WHAT THE TASK ASKS. Identify, in the records below, every line where the string "from" appears, and copy each such line.

SOURCE MATERIAL.
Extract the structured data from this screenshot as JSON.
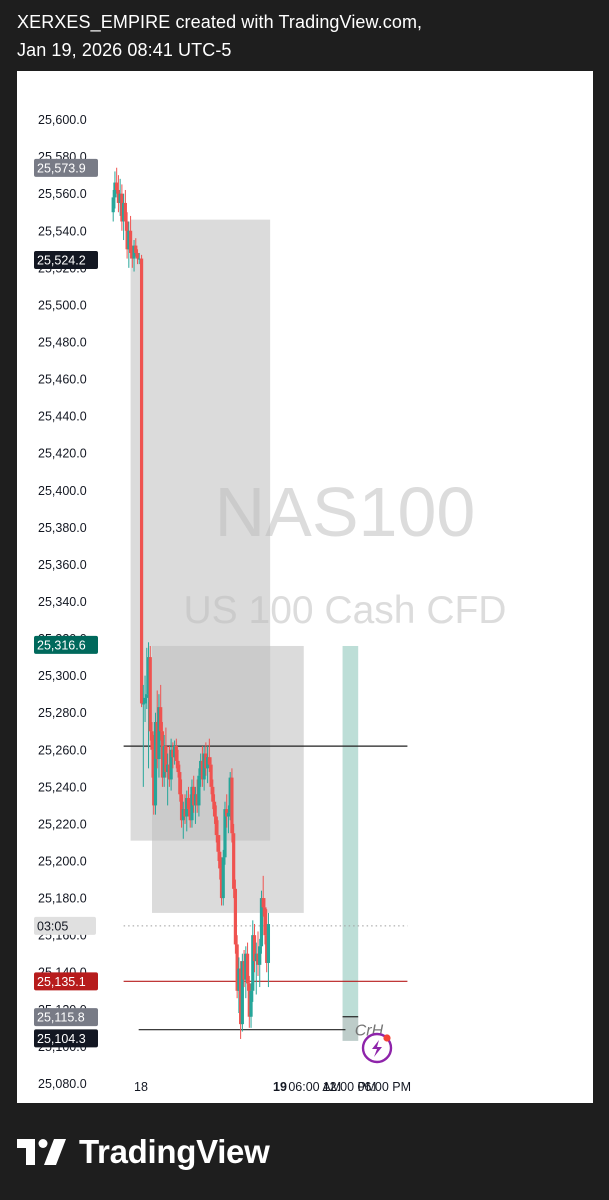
{
  "header": {
    "line1": "XERXES_EMPIRE created with TradingView.com,",
    "line2": "Jan 19, 2026 08:41 UTC-5"
  },
  "watermark": {
    "symbol": "NAS100",
    "description": "US 100 Cash CFD"
  },
  "footer": {
    "brand": "TradingView"
  },
  "colors": {
    "bull": "#26a69a",
    "bear": "#ef5350",
    "zone_gray": "#bdbdbd",
    "zone_green": "#b2d8d0",
    "red_line": "#b71c1c",
    "black_line": "#212121"
  },
  "chart_data": {
    "type": "candlestick",
    "y_axis": {
      "min": 25070,
      "max": 25610,
      "tick_labels": [
        "25,600.0",
        "25,580.0",
        "25,560.0",
        "25,540.0",
        "25,520.0",
        "25,500.0",
        "25,480.0",
        "25,460.0",
        "25,440.0",
        "25,420.0",
        "25,400.0",
        "25,380.0",
        "25,360.0",
        "25,340.0",
        "25,320.0",
        "25,300.0",
        "25,280.0",
        "25,260.0",
        "25,240.0",
        "25,220.0",
        "25,200.0",
        "25,180.0",
        "25,160.0",
        "25,140.0",
        "25,120.0",
        "25,100.0",
        "25,080.0"
      ]
    },
    "x_axis": {
      "min": 0,
      "max": 72,
      "unit": "hours from Jan 18 00:00 UTC-5",
      "ticks": [
        {
          "label": "18",
          "x": 0,
          "bold": false
        },
        {
          "label": "19",
          "x": 24,
          "bold": true
        },
        {
          "label": "06:00 AM",
          "x": 30,
          "bold": false
        },
        {
          "label": "12:00 PM",
          "x": 36,
          "bold": false
        },
        {
          "label": "06:00 PM",
          "x": 42,
          "bold": false
        }
      ]
    },
    "price_labels": [
      {
        "text": "25,573.9",
        "price": 25573.9,
        "style": "gray"
      },
      {
        "text": "25,524.2",
        "price": 25524.2,
        "style": "dark"
      },
      {
        "text": "25,316.6",
        "price": 25316.6,
        "style": "teal"
      },
      {
        "text": "03:05",
        "price": 25165,
        "style": "timer"
      },
      {
        "text": "25,135.1",
        "price": 25135.1,
        "style": "red"
      },
      {
        "text": "25,115.8",
        "price": 25115.8,
        "style": "gray"
      },
      {
        "text": "25,104.3",
        "price": 25104.3,
        "style": "dark"
      }
    ],
    "horizontal_lines": [
      {
        "price": 25262,
        "x1": -3,
        "x2": 46,
        "style": "black"
      },
      {
        "price": 25135.1,
        "x1": -3,
        "x2": 46,
        "style": "red"
      },
      {
        "price": 25165,
        "x1": -3,
        "x2": 46,
        "style": "dotted"
      },
      {
        "price": 25116,
        "x1": 34.8,
        "x2": 37.5,
        "style": "black"
      },
      {
        "price": 25109,
        "x1": -0.4,
        "x2": 35.3,
        "style": "black"
      }
    ],
    "line_labels": [
      {
        "text": "CrH",
        "price": 25109,
        "x": 36.9
      }
    ],
    "zones": [
      {
        "x1": -1.8,
        "x2": 22.3,
        "top": 25546,
        "bottom": 25211,
        "color": "gray"
      },
      {
        "x1": 1.9,
        "x2": 28.1,
        "top": 25316,
        "bottom": 25172,
        "color": "gray"
      },
      {
        "x1": 34.8,
        "x2": 37.5,
        "top": 25316,
        "bottom": 25103,
        "color": "green"
      },
      {
        "x1": 34.8,
        "x2": 37.5,
        "top": 25116,
        "bottom": 25103,
        "color": "gray"
      }
    ],
    "candles": [
      [
        -4.8,
        25550,
        25562,
        25545,
        25558
      ],
      [
        -4.5,
        25558,
        25572,
        25552,
        25566
      ],
      [
        -4.2,
        25566,
        25574,
        25560,
        25562
      ],
      [
        -3.9,
        25562,
        25570,
        25550,
        25555
      ],
      [
        -3.6,
        25555,
        25568,
        25548,
        25560
      ],
      [
        -3.3,
        25560,
        25565,
        25540,
        25545
      ],
      [
        -3.0,
        25545,
        25560,
        25535,
        25555
      ],
      [
        -2.7,
        25555,
        25562,
        25540,
        25545
      ],
      [
        -2.4,
        25545,
        25550,
        25525,
        25530
      ],
      [
        -2.1,
        25530,
        25545,
        25520,
        25540
      ],
      [
        -1.8,
        25540,
        25548,
        25525,
        25528
      ],
      [
        -1.5,
        25528,
        25532,
        25520,
        25525
      ],
      [
        -1.2,
        25525,
        25535,
        25518,
        25532
      ],
      [
        -0.9,
        25532,
        25536,
        25526,
        25528
      ],
      [
        -0.6,
        25528,
        25530,
        25522,
        25525
      ],
      [
        -0.3,
        25525,
        25528,
        25522,
        25525
      ],
      [
        0.1,
        25525,
        25527,
        25283,
        25285
      ],
      [
        0.4,
        25285,
        25295,
        25240,
        25285
      ],
      [
        0.7,
        25285,
        25300,
        25275,
        25288
      ],
      [
        1.0,
        25288,
        25315,
        25282,
        25290
      ],
      [
        1.3,
        25290,
        25318,
        25250,
        25310
      ],
      [
        1.6,
        25310,
        25316,
        25265,
        25270
      ],
      [
        1.9,
        25270,
        25275,
        25245,
        25260
      ],
      [
        2.2,
        25260,
        25268,
        25225,
        25230
      ],
      [
        2.5,
        25230,
        25280,
        25225,
        25275
      ],
      [
        2.8,
        25275,
        25292,
        25250,
        25255
      ],
      [
        3.1,
        25255,
        25290,
        25245,
        25283
      ],
      [
        3.4,
        25283,
        25295,
        25265,
        25270
      ],
      [
        3.7,
        25270,
        25275,
        25240,
        25245
      ],
      [
        4.0,
        25245,
        25268,
        25240,
        25262
      ],
      [
        4.3,
        25262,
        25272,
        25245,
        25248
      ],
      [
        4.6,
        25248,
        25258,
        25230,
        25252
      ],
      [
        4.9,
        25252,
        25262,
        25240,
        25244
      ],
      [
        5.2,
        25244,
        25266,
        25238,
        25260
      ],
      [
        5.5,
        25260,
        25264,
        25250,
        25256
      ],
      [
        5.8,
        25256,
        25265,
        25252,
        25262
      ],
      [
        6.1,
        25262,
        25266,
        25250,
        25254
      ],
      [
        6.4,
        25254,
        25260,
        25245,
        25248
      ],
      [
        6.7,
        25248,
        25252,
        25232,
        25236
      ],
      [
        7.0,
        25236,
        25244,
        25218,
        25222
      ],
      [
        7.3,
        25222,
        25232,
        25212,
        25228
      ],
      [
        7.6,
        25228,
        25236,
        25220,
        25224
      ],
      [
        7.9,
        25224,
        25238,
        25216,
        25234
      ],
      [
        8.2,
        25234,
        25240,
        25224,
        25228
      ],
      [
        8.5,
        25228,
        25236,
        25218,
        25222
      ],
      [
        8.8,
        25222,
        25244,
        25218,
        25240
      ],
      [
        9.1,
        25240,
        25246,
        25226,
        25230
      ],
      [
        9.4,
        25230,
        25240,
        25220,
        25236
      ],
      [
        9.7,
        25236,
        25244,
        25226,
        25230
      ],
      [
        10.0,
        25230,
        25250,
        25224,
        25246
      ],
      [
        10.3,
        25246,
        25258,
        25240,
        25254
      ],
      [
        10.6,
        25254,
        25262,
        25240,
        25244
      ],
      [
        10.9,
        25244,
        25262,
        25238,
        25258
      ],
      [
        11.2,
        25258,
        25264,
        25246,
        25250
      ],
      [
        11.5,
        25250,
        25262,
        25242,
        25256
      ],
      [
        11.8,
        25256,
        25266,
        25248,
        25252
      ],
      [
        12.1,
        25252,
        25256,
        25236,
        25240
      ],
      [
        12.4,
        25240,
        25244,
        25228,
        25232
      ],
      [
        12.7,
        25232,
        25236,
        25220,
        25224
      ],
      [
        13.0,
        25224,
        25230,
        25210,
        25214
      ],
      [
        13.3,
        25214,
        25222,
        25200,
        25205
      ],
      [
        13.6,
        25205,
        25214,
        25190,
        25196
      ],
      [
        13.9,
        25196,
        25202,
        25176,
        25180
      ],
      [
        14.2,
        25180,
        25206,
        25176,
        25202
      ],
      [
        14.5,
        25202,
        25232,
        25198,
        25228
      ],
      [
        14.8,
        25228,
        25236,
        25218,
        25224
      ],
      [
        15.1,
        25224,
        25230,
        25215,
        25226
      ],
      [
        15.4,
        25226,
        25248,
        25222,
        25245
      ],
      [
        15.7,
        25245,
        25250,
        25210,
        25215
      ],
      [
        16.0,
        25215,
        25220,
        25180,
        25185
      ],
      [
        16.3,
        25185,
        25190,
        25150,
        25155
      ],
      [
        16.6,
        25155,
        25160,
        25126,
        25130
      ],
      [
        16.9,
        25130,
        25148,
        25118,
        25142
      ],
      [
        17.2,
        25142,
        25146,
        25104,
        25112
      ],
      [
        17.5,
        25112,
        25150,
        25108,
        25146
      ],
      [
        17.8,
        25146,
        25152,
        25132,
        25136
      ],
      [
        18.1,
        25136,
        25154,
        25126,
        25150
      ],
      [
        18.4,
        25150,
        25156,
        25130,
        25134
      ],
      [
        18.7,
        25134,
        25138,
        25110,
        25116
      ],
      [
        19.0,
        25116,
        25134,
        25110,
        25130
      ],
      [
        19.3,
        25130,
        25168,
        25124,
        25160
      ],
      [
        19.6,
        25160,
        25166,
        25140,
        25146
      ],
      [
        19.9,
        25146,
        25156,
        25128,
        25150
      ],
      [
        20.2,
        25150,
        25162,
        25138,
        25144
      ],
      [
        20.5,
        25144,
        25158,
        25132,
        25154
      ],
      [
        20.8,
        25154,
        25184,
        25150,
        25180
      ],
      [
        21.1,
        25180,
        25192,
        25170,
        25175
      ],
      [
        21.4,
        25175,
        25180,
        25155,
        25160
      ],
      [
        21.7,
        25160,
        25174,
        25140,
        25145
      ],
      [
        22.0,
        25145,
        25172,
        25132,
        25166
      ]
    ]
  }
}
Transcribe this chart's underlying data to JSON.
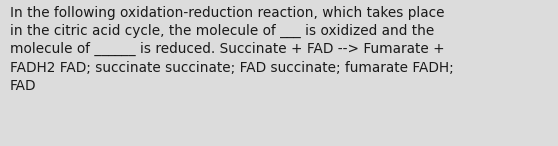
{
  "text": "In the following oxidation-reduction reaction, which takes place\nin the citric acid cycle, the molecule of ___ is oxidized and the\nmolecule of ______ is reduced. Succinate + FAD --> Fumarate +\nFADH2 FAD; succinate succinate; FAD succinate; fumarate FADH;\nFAD",
  "background_color": "#dcdcdc",
  "text_color": "#1a1a1a",
  "font_size": 9.8,
  "fig_width": 5.58,
  "fig_height": 1.46,
  "dpi": 100
}
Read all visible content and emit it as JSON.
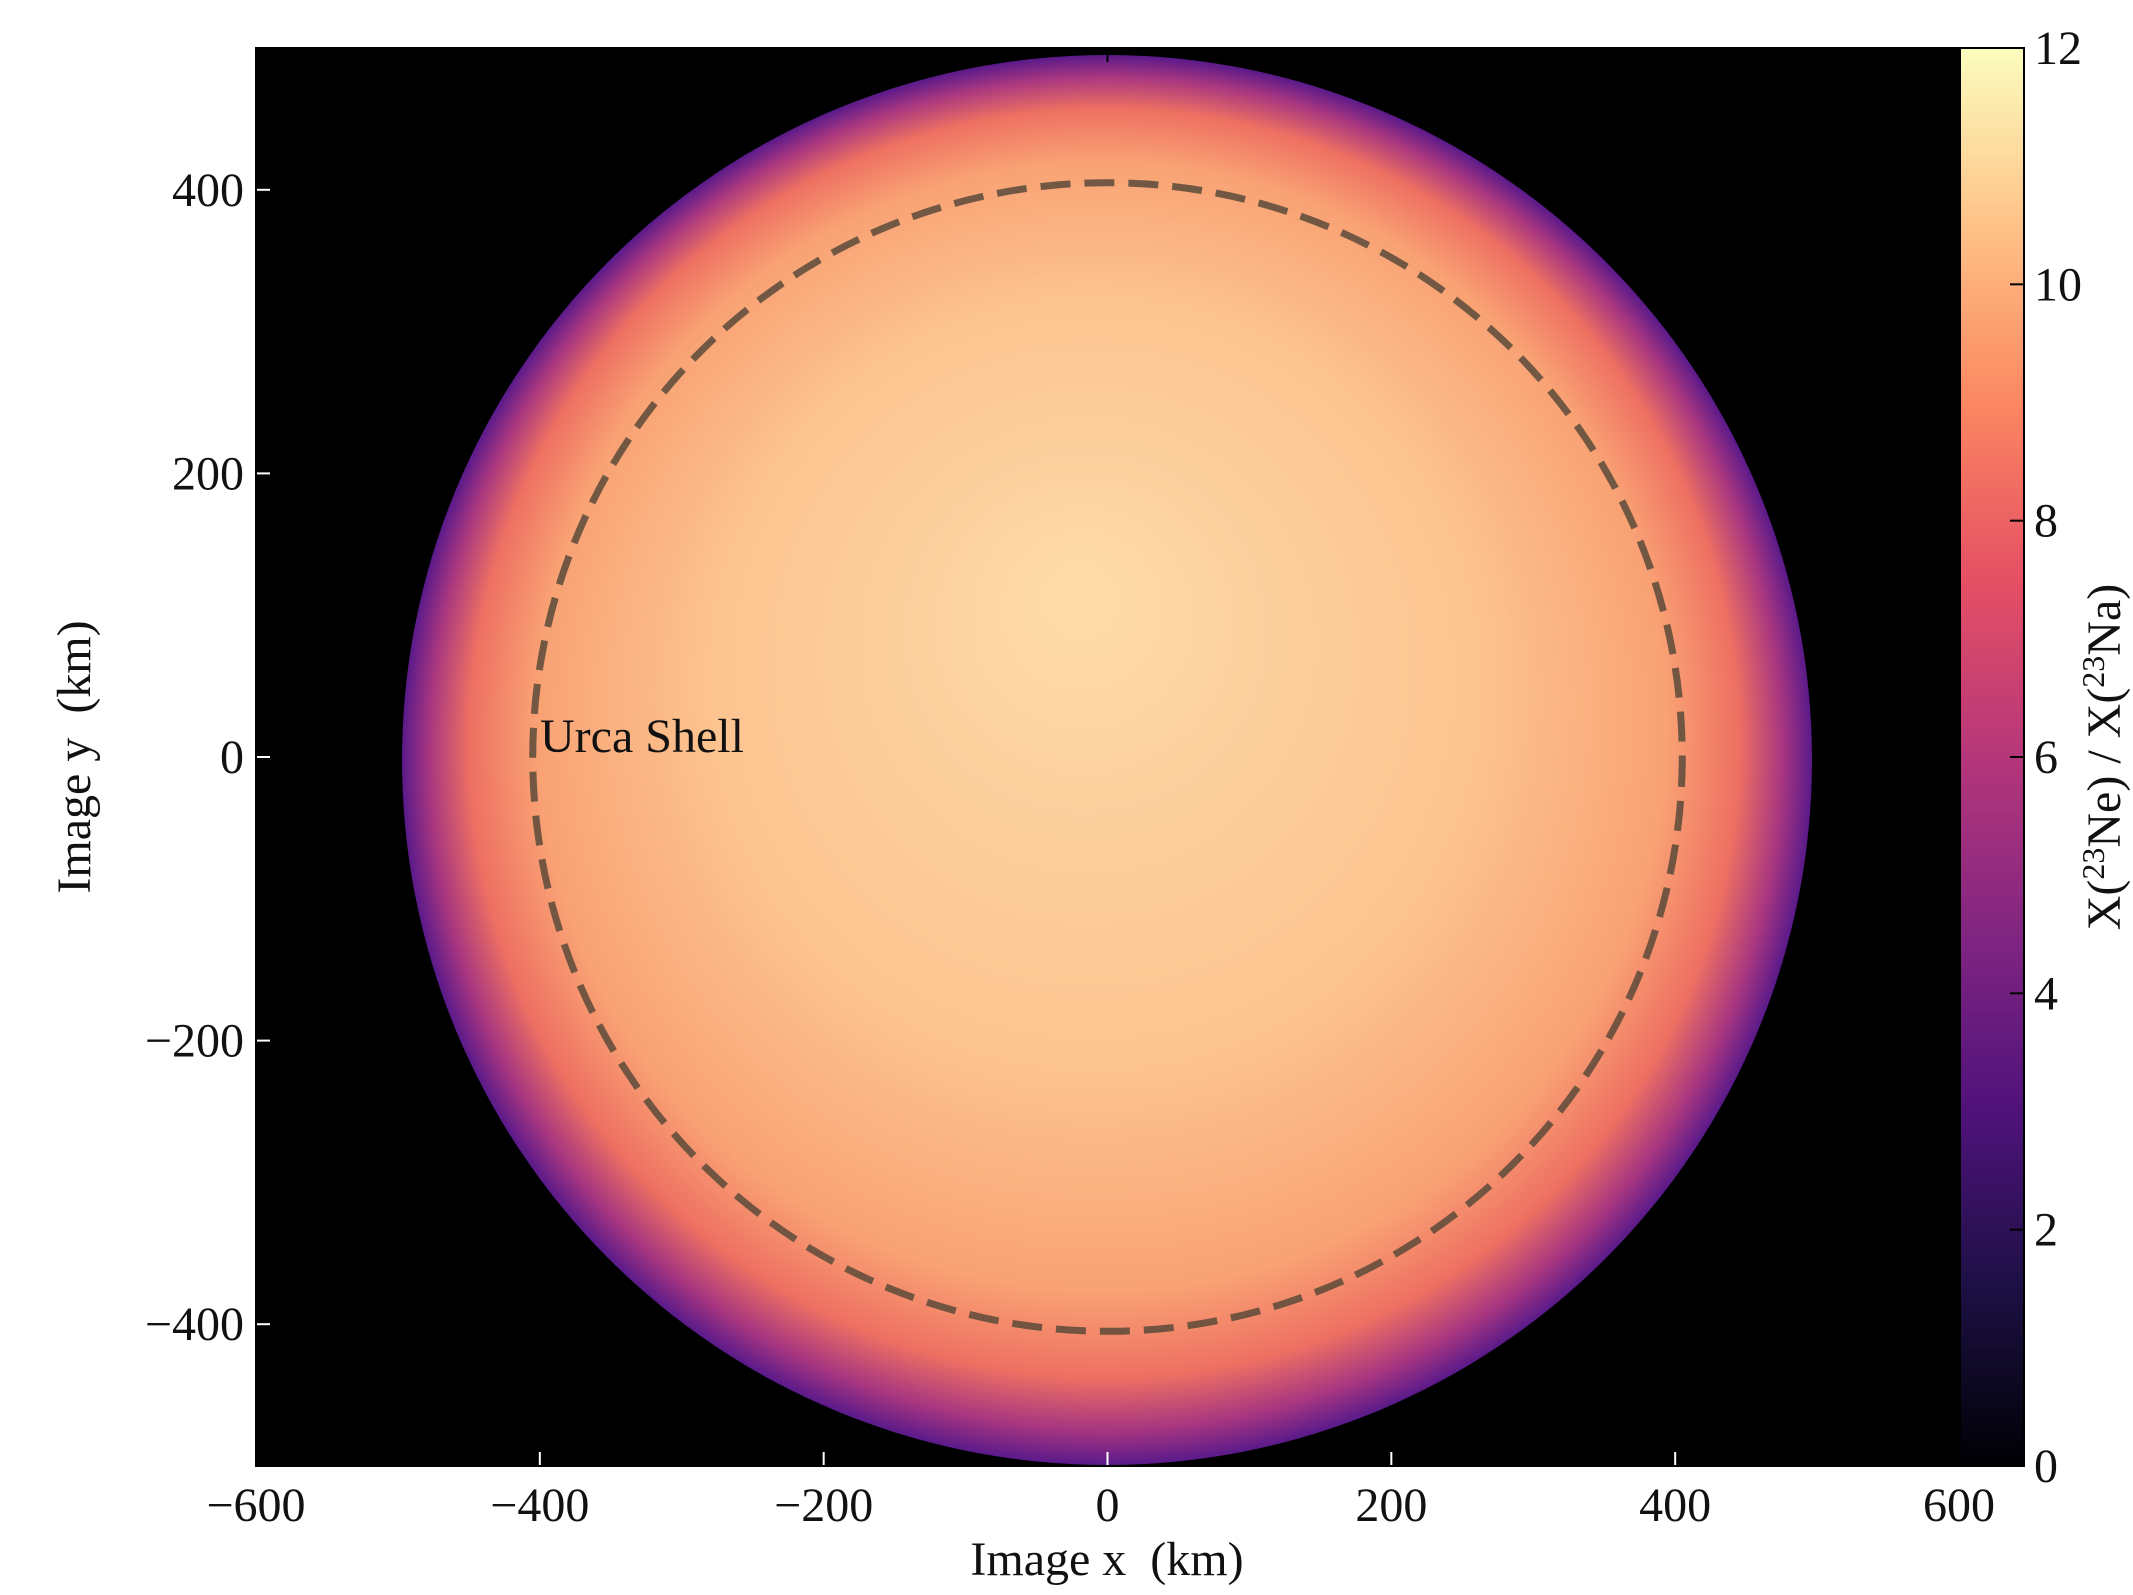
{
  "chart_data": {
    "type": "heatmap",
    "xlabel": "Image x  (km)",
    "ylabel": "Image y  (km)",
    "xlim": [
      -600,
      600
    ],
    "ylim": [
      -500,
      500
    ],
    "xticks": [
      {
        "value": -600,
        "label": "−600"
      },
      {
        "value": -400,
        "label": "−400"
      },
      {
        "value": -200,
        "label": "−200"
      },
      0,
      200,
      400,
      600
    ],
    "yticks": [
      {
        "value": -400,
        "label": "−400"
      },
      {
        "value": -200,
        "label": "−200"
      },
      0,
      200,
      400
    ],
    "colorbar": {
      "label_parts": [
        "X(",
        "23",
        "Ne) / X(",
        "23",
        "Na)"
      ],
      "lim": [
        0,
        12
      ],
      "ticks": [
        0,
        2,
        4,
        6,
        8,
        10,
        12
      ],
      "colors": [
        "#000004",
        "#1c1044",
        "#4f127b",
        "#812581",
        "#b5367a",
        "#e55064",
        "#fb8761",
        "#fec287",
        "#fcfdbf"
      ]
    },
    "annotation": {
      "text": "Urca Shell",
      "shell_radius": 405
    }
  }
}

SOLUTION.
Extract the structured data from this screenshot as JSON.
      "unit": "hours from Jan 18 00:00 UTC-5",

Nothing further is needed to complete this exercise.